Reading text -

# # # # #

Forest Guild Pacific West Region Program PDF Print E-mail

The principal geographic focus of the Guild’s Pacific West program is currently the state of California, but the Guild seeks to build its presence in Oregon and Washington as well. The Guild’s Pacific West program goal in California is to reform forest policy to create incentives for excellent forestry and to expand the application of excellent forestry across the private and public forest landscape. In addition, the Guild is active in providing technical advice and assistance to community forestry practitioners. 
 

       
 

Major Challenges in the Pacific West

  • Globalization of forest products supply:
      • The importation of low cost logs and forest products from sources with fewer or no restrictions on forest operations.
      • Offshore flight of mills to countries with lower conversion costs and fewer restrictions on supply.
  • Consolidation of mills into fewer ownerships at fewer locations.
  • Conversion of late successional forests to second growth forests with greater per stem handling costs and greater susceptibility to damage from wildfire.

# # # # #

Supplied data -
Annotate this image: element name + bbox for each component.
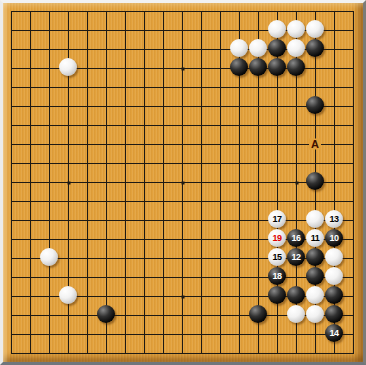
move-number: 19: [272, 234, 281, 243]
white-stone: [268, 20, 286, 38]
white-stone: [287, 305, 305, 323]
white-stone-move-15: 15: [268, 248, 286, 266]
black-stone: [249, 58, 267, 76]
white-stone: [59, 286, 77, 304]
move-number: 11: [311, 234, 320, 243]
black-stone: [230, 58, 248, 76]
move-number: 17: [272, 215, 281, 224]
black-stone: [306, 96, 324, 114]
hoshi-point: [181, 181, 184, 184]
black-stone-move-14: 14: [325, 324, 343, 342]
black-stone: [97, 305, 115, 323]
black-stone: [306, 172, 324, 190]
black-stone: [306, 248, 324, 266]
move-number: 12: [291, 253, 300, 262]
white-stone: [306, 286, 324, 304]
white-stone: [59, 58, 77, 76]
white-stone: [249, 39, 267, 57]
white-stone-move-11: 11: [306, 229, 324, 247]
black-stone: [306, 267, 324, 285]
white-stone: [40, 248, 58, 266]
white-stone: [306, 210, 324, 228]
go-board[interactable]: 17131916111015121814A: [3, 3, 363, 362]
white-stone: [325, 267, 343, 285]
black-stone-move-10: 10: [325, 229, 343, 247]
black-stone-move-16: 16: [287, 229, 305, 247]
hoshi-point: [181, 295, 184, 298]
white-stone: [306, 305, 324, 323]
white-stone: [230, 39, 248, 57]
hoshi-point: [67, 181, 70, 184]
move-number: 16: [291, 234, 300, 243]
black-stone: [268, 286, 286, 304]
black-stone: [268, 58, 286, 76]
white-stone: [306, 20, 324, 38]
white-stone: [325, 248, 343, 266]
white-stone-move-19: 19: [268, 229, 286, 247]
black-stone-move-12: 12: [287, 248, 305, 266]
hoshi-point: [181, 67, 184, 70]
black-stone: [325, 305, 343, 323]
white-stone: [287, 20, 305, 38]
black-stone: [287, 286, 305, 304]
black-stone: [268, 39, 286, 57]
move-number: 15: [272, 253, 281, 262]
black-stone-move-18: 18: [268, 267, 286, 285]
move-number: 18: [272, 272, 281, 281]
go-board-frame: 17131916111015121814A: [0, 0, 366, 365]
black-stone: [287, 58, 305, 76]
move-number: 10: [329, 234, 338, 243]
black-stone: [306, 39, 324, 57]
white-stone: [287, 39, 305, 57]
black-stone: [325, 286, 343, 304]
move-number: 14: [329, 329, 338, 338]
white-stone-move-13: 13: [325, 210, 343, 228]
hoshi-point: [295, 181, 298, 184]
black-stone: [249, 305, 267, 323]
annotation-label-A: A: [309, 139, 321, 150]
white-stone-move-17: 17: [268, 210, 286, 228]
move-number: 13: [329, 215, 338, 224]
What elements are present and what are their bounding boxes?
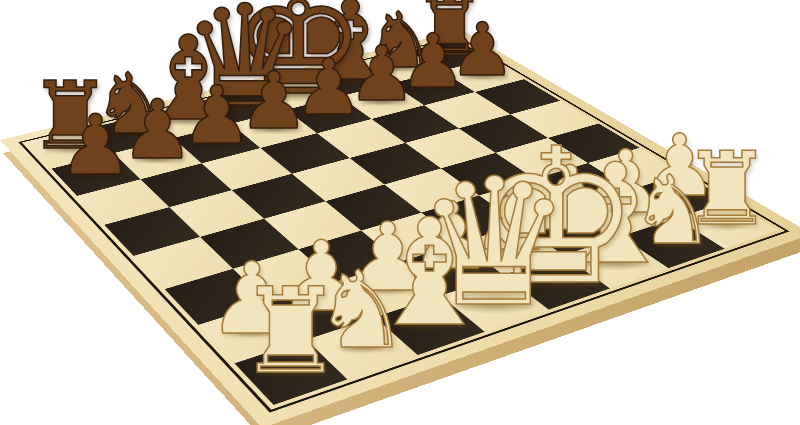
chess-board [0, 30, 800, 425]
chess-set-product-photo: ♜♞♟♝♟♚♟♛♟♝♟♞♟♜♟♟♟♟♜♟♞♟♝♟♚♟♛♟♝♟♞♜ [0, 0, 800, 425]
board-squares [27, 40, 778, 405]
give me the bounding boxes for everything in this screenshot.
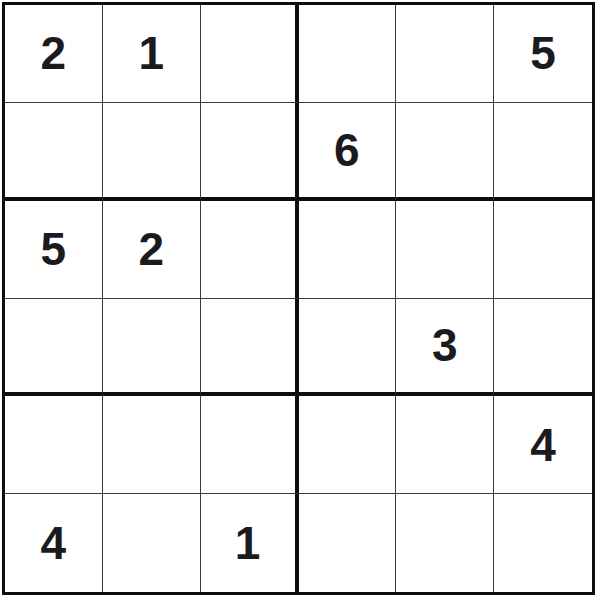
cell-r2c5[interactable] [396, 103, 494, 201]
cell-r3c4[interactable] [299, 201, 397, 299]
cell-r1c6[interactable]: 5 [494, 5, 592, 103]
cell-r4c1[interactable] [5, 299, 103, 397]
cell-r1c1[interactable]: 2 [5, 5, 103, 103]
cell-r6c5[interactable] [396, 494, 494, 592]
cell-r6c4[interactable] [299, 494, 397, 592]
cell-r4c5[interactable]: 3 [396, 299, 494, 397]
cell-r6c1[interactable]: 4 [5, 494, 103, 592]
cell-r5c5[interactable] [396, 396, 494, 494]
cell-r2c1[interactable] [5, 103, 103, 201]
cell-r6c2[interactable] [103, 494, 201, 592]
cell-r5c2[interactable] [103, 396, 201, 494]
cell-r4c4[interactable] [299, 299, 397, 397]
cell-r2c3[interactable] [201, 103, 299, 201]
cell-r1c3[interactable] [201, 5, 299, 103]
cell-r1c2[interactable]: 1 [103, 5, 201, 103]
cell-r4c2[interactable] [103, 299, 201, 397]
sudoku-board: 2156523441 [2, 2, 595, 595]
cell-r3c2[interactable]: 2 [103, 201, 201, 299]
cell-r3c5[interactable] [396, 201, 494, 299]
cell-r1c4[interactable] [299, 5, 397, 103]
sudoku-page: 2156523441 [0, 0, 600, 600]
cell-r5c4[interactable] [299, 396, 397, 494]
cell-r4c3[interactable] [201, 299, 299, 397]
cell-r3c6[interactable] [494, 201, 592, 299]
cell-r2c6[interactable] [494, 103, 592, 201]
cell-r5c3[interactable] [201, 396, 299, 494]
cell-r1c5[interactable] [396, 5, 494, 103]
cell-r3c3[interactable] [201, 201, 299, 299]
cell-r2c2[interactable] [103, 103, 201, 201]
cell-r6c3[interactable]: 1 [201, 494, 299, 592]
cell-r5c6[interactable]: 4 [494, 396, 592, 494]
cell-r6c6[interactable] [494, 494, 592, 592]
cell-r5c1[interactable] [5, 396, 103, 494]
cell-r3c1[interactable]: 5 [5, 201, 103, 299]
cell-r4c6[interactable] [494, 299, 592, 397]
cell-r2c4[interactable]: 6 [299, 103, 397, 201]
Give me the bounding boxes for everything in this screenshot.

# # # # #

What this exercise asks -
(a) Copy the Forest Guild text starting with "Major Challenges in" and going on through "on forest operations.", renaming "forest products" to "timber products".
(b) Answer these questions about the Forest Guild text:
(i) Which state is currently the principal geographic focus of the Pacific West program?
(ii) Into what are mills being consolidated?
(iii) To what kind of forests are late successional forests being converted?
The records aren't needed here.

Responses -
(a)
Major Challenges in the Pacific West

  • Globalization of timber products supply:
      • The importation of low cost logs and timber products from sources with fewer or no restrictions on forest operations.

(b)
(i) California
(ii) Fewer ownerships at fewer locations
(iii) Second growth forests